Figure record extracts:
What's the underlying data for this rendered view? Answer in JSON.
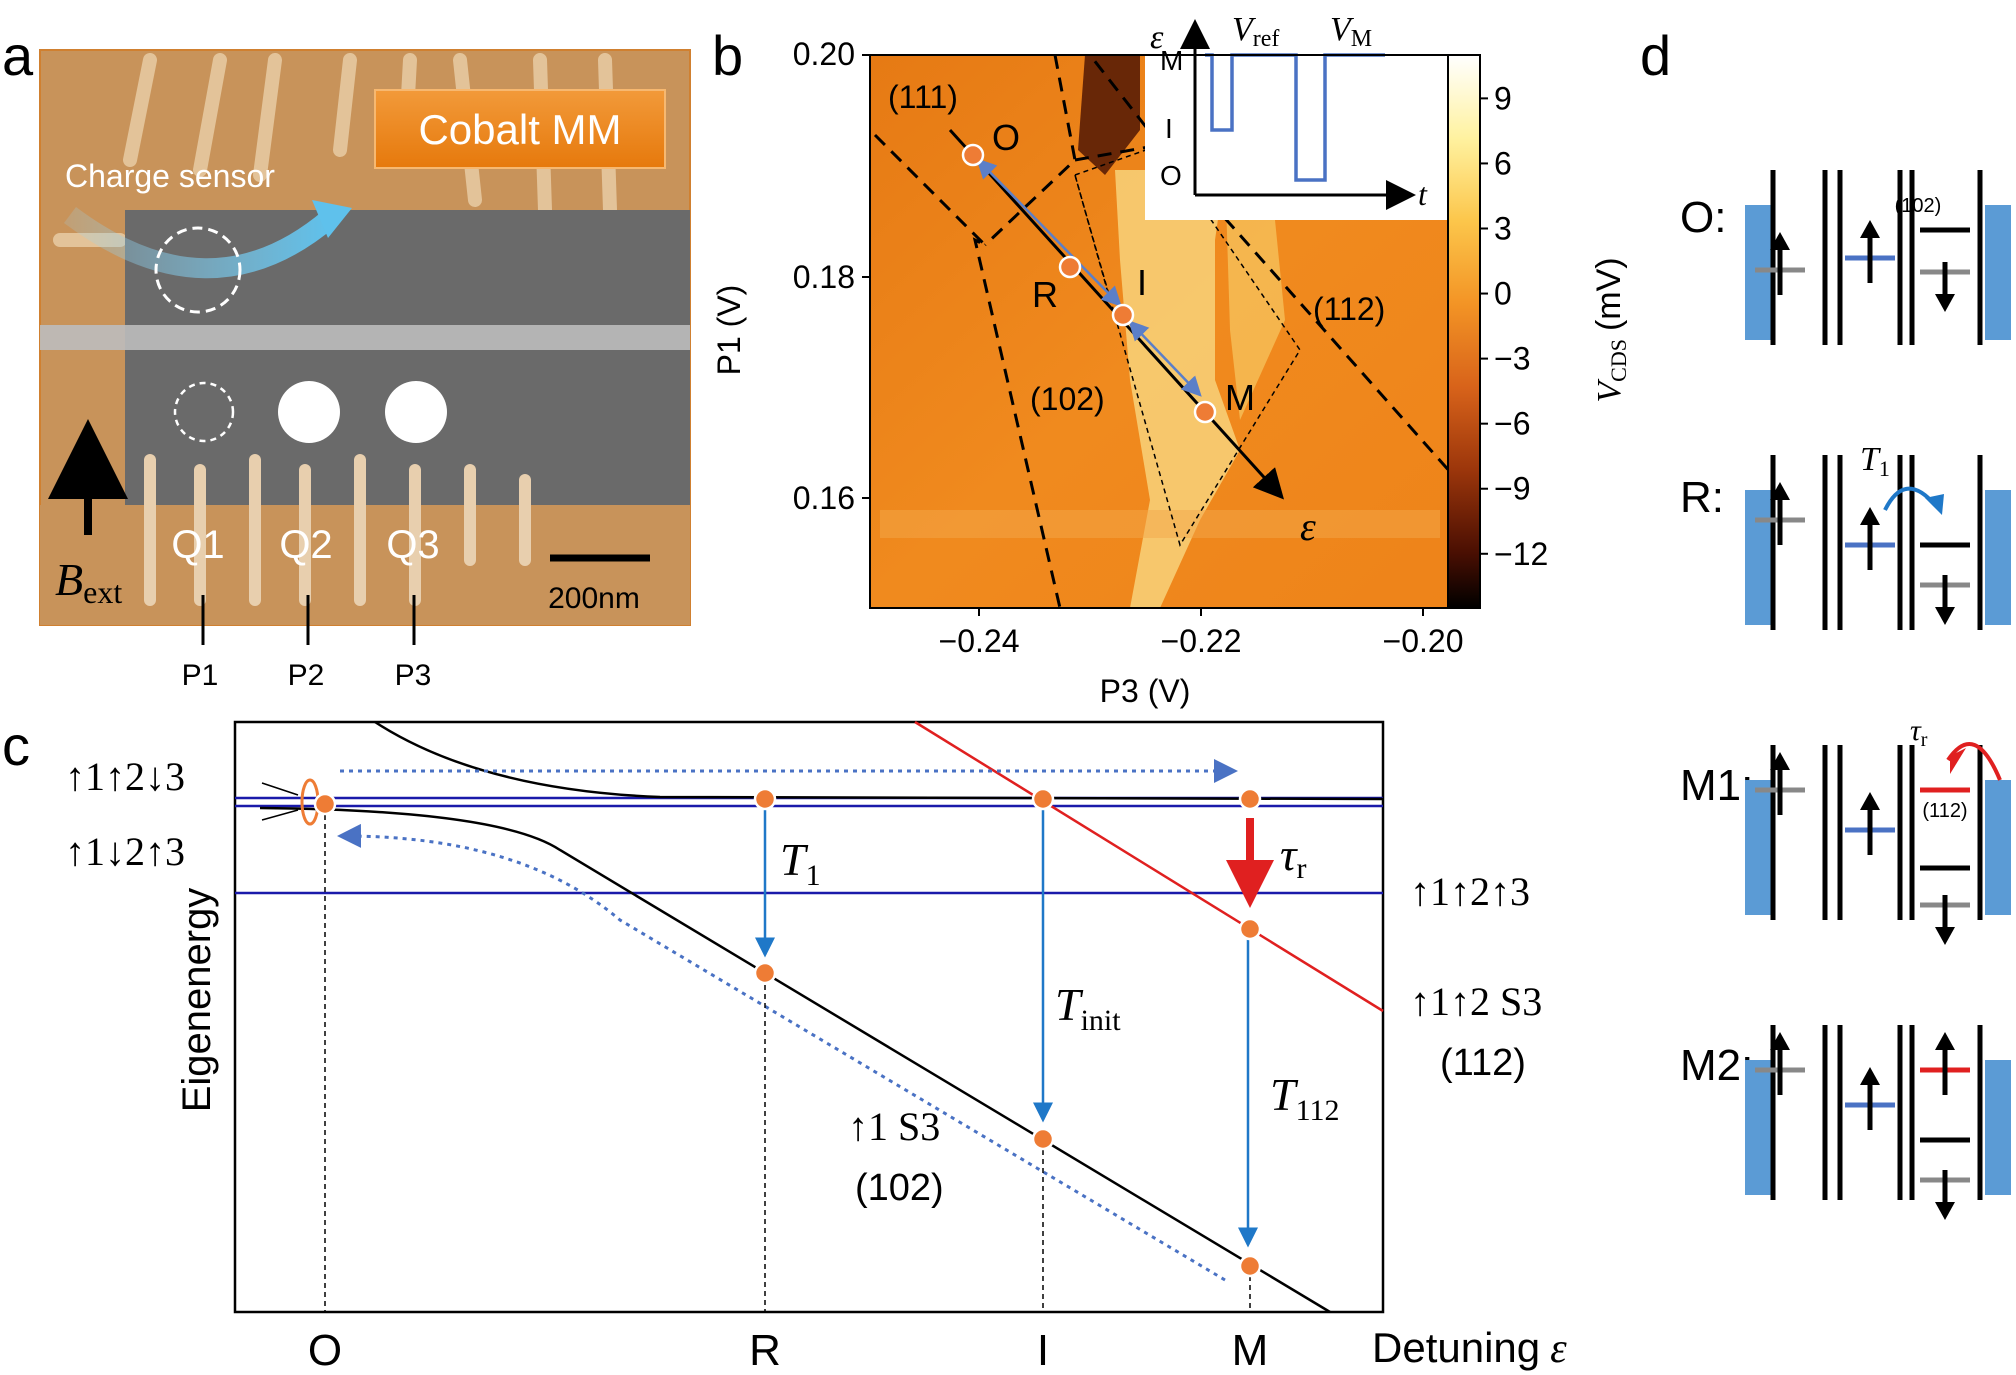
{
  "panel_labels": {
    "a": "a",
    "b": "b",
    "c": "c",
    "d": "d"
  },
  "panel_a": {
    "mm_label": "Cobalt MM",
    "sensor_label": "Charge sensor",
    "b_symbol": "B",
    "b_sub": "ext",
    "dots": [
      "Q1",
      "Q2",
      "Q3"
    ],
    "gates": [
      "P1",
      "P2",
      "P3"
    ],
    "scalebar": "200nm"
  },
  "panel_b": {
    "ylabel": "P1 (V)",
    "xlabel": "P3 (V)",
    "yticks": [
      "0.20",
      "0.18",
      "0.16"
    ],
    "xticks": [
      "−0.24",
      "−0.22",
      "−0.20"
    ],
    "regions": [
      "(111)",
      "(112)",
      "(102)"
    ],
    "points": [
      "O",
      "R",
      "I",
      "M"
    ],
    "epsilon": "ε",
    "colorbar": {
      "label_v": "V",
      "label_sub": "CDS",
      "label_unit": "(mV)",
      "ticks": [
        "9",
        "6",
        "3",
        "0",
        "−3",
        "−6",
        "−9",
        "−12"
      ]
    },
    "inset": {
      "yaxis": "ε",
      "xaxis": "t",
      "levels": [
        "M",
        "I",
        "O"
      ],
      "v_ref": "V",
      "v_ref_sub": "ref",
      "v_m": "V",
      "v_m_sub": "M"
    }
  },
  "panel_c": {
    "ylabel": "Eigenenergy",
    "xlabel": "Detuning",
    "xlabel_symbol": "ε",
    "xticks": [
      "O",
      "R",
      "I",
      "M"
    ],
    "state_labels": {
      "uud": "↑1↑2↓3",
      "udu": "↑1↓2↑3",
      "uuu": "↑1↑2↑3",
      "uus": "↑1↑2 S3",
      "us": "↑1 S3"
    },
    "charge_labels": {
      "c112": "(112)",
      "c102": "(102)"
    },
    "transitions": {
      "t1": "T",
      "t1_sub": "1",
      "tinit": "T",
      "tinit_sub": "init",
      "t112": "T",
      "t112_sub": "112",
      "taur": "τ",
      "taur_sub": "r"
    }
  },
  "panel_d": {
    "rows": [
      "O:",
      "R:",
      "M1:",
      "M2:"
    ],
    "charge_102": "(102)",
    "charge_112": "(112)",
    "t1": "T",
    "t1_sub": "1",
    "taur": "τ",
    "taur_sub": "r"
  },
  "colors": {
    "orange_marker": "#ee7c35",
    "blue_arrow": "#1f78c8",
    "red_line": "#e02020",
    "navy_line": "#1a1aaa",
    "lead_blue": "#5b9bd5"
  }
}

==

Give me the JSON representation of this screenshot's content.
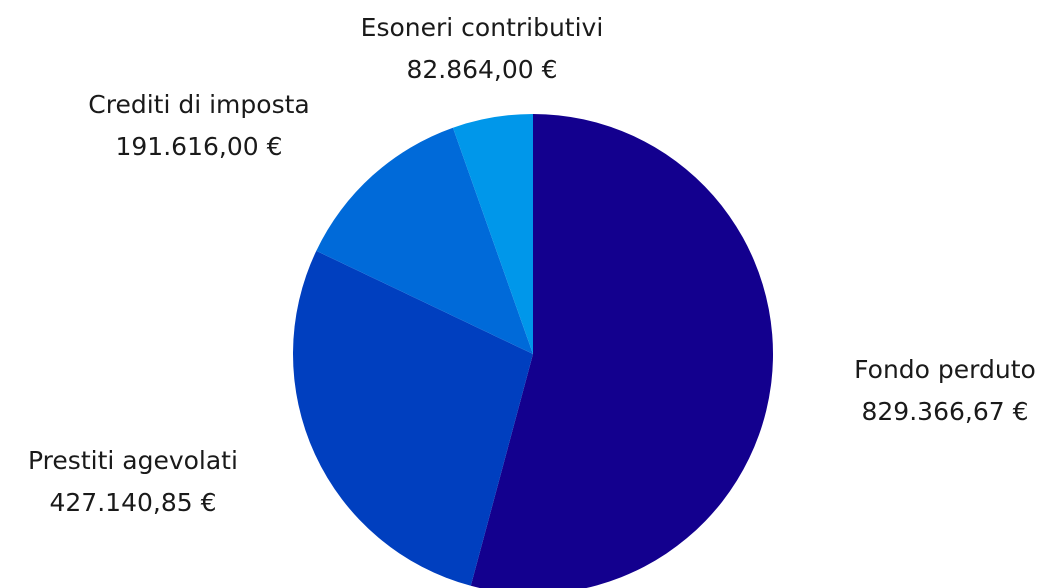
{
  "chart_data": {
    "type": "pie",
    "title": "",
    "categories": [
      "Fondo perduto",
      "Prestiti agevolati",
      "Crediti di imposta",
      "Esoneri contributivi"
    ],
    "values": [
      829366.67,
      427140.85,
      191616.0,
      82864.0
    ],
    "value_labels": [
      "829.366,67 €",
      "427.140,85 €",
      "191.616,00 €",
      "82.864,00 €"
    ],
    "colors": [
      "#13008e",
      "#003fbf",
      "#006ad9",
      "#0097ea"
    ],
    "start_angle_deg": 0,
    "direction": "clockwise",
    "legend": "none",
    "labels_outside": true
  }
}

> _What is needed_: Return every line above that contains the word "this".

> _Expected answer_:
What's the underlying data for this rendered view? Answer in JSON.
Give me the JSON representation of this screenshot's content.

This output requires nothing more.